<<<<

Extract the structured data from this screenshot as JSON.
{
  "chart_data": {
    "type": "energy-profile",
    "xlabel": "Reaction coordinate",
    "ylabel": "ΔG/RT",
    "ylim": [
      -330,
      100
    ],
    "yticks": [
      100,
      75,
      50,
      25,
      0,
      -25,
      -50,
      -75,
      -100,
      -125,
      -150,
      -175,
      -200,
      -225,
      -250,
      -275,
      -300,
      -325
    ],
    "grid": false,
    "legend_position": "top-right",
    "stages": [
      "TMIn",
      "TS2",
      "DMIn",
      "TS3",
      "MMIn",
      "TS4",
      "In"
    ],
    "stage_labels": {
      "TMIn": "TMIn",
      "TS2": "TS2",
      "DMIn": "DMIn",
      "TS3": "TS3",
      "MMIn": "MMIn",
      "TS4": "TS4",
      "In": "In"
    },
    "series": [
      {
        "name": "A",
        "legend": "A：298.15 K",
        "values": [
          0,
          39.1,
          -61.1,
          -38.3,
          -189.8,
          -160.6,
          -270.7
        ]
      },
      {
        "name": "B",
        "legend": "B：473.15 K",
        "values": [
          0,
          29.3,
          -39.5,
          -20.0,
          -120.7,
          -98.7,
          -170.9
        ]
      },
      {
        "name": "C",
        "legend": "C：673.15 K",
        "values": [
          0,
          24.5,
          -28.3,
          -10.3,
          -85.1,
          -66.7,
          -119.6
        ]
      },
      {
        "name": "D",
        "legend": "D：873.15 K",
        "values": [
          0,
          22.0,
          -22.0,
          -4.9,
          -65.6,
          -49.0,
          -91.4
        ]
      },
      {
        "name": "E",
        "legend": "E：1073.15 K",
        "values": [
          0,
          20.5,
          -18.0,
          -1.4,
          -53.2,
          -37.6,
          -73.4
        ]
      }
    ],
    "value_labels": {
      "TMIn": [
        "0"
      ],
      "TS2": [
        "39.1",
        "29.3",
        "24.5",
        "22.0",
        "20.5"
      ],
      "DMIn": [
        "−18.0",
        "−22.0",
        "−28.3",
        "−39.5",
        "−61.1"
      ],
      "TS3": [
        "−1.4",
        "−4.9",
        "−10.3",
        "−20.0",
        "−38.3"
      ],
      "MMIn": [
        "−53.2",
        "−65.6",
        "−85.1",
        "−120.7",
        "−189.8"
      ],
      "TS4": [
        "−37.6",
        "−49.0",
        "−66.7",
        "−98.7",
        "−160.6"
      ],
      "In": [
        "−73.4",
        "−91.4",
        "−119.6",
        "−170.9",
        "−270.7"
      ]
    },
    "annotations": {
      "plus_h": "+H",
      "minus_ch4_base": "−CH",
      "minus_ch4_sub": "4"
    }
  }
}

>>>>

**WHAT THE TASK REQUIRES:** The whole listing above needs to be written out again exactly.

**RESPONSE FOR THIS EXERCISE:**
Extract the structured data from this screenshot as JSON.
{
  "chart_data": {
    "type": "energy-profile",
    "xlabel": "Reaction coordinate",
    "ylabel": "ΔG/RT",
    "ylim": [
      -330,
      100
    ],
    "yticks": [
      100,
      75,
      50,
      25,
      0,
      -25,
      -50,
      -75,
      -100,
      -125,
      -150,
      -175,
      -200,
      -225,
      -250,
      -275,
      -300,
      -325
    ],
    "grid": false,
    "legend_position": "top-right",
    "stages": [
      "TMIn",
      "TS2",
      "DMIn",
      "TS3",
      "MMIn",
      "TS4",
      "In"
    ],
    "stage_labels": {
      "TMIn": "TMIn",
      "TS2": "TS2",
      "DMIn": "DMIn",
      "TS3": "TS3",
      "MMIn": "MMIn",
      "TS4": "TS4",
      "In": "In"
    },
    "series": [
      {
        "name": "A",
        "legend": "A：298.15 K",
        "values": [
          0,
          39.1,
          -61.1,
          -38.3,
          -189.8,
          -160.6,
          -270.7
        ]
      },
      {
        "name": "B",
        "legend": "B：473.15 K",
        "values": [
          0,
          29.3,
          -39.5,
          -20.0,
          -120.7,
          -98.7,
          -170.9
        ]
      },
      {
        "name": "C",
        "legend": "C：673.15 K",
        "values": [
          0,
          24.5,
          -28.3,
          -10.3,
          -85.1,
          -66.7,
          -119.6
        ]
      },
      {
        "name": "D",
        "legend": "D：873.15 K",
        "values": [
          0,
          22.0,
          -22.0,
          -4.9,
          -65.6,
          -49.0,
          -91.4
        ]
      },
      {
        "name": "E",
        "legend": "E：1073.15 K",
        "values": [
          0,
          20.5,
          -18.0,
          -1.4,
          -53.2,
          -37.6,
          -73.4
        ]
      }
    ],
    "value_labels": {
      "TMIn": [
        "0"
      ],
      "TS2": [
        "39.1",
        "29.3",
        "24.5",
        "22.0",
        "20.5"
      ],
      "DMIn": [
        "−18.0",
        "−22.0",
        "−28.3",
        "−39.5",
        "−61.1"
      ],
      "TS3": [
        "−1.4",
        "−4.9",
        "−10.3",
        "−20.0",
        "−38.3"
      ],
      "MMIn": [
        "−53.2",
        "−65.6",
        "−85.1",
        "−120.7",
        "−189.8"
      ],
      "TS4": [
        "−37.6",
        "−49.0",
        "−66.7",
        "−98.7",
        "−160.6"
      ],
      "In": [
        "−73.4",
        "−91.4",
        "−119.6",
        "−170.9",
        "−270.7"
      ]
    },
    "annotations": {
      "plus_h": "+H",
      "minus_ch4_base": "−CH",
      "minus_ch4_sub": "4"
    }
  }
}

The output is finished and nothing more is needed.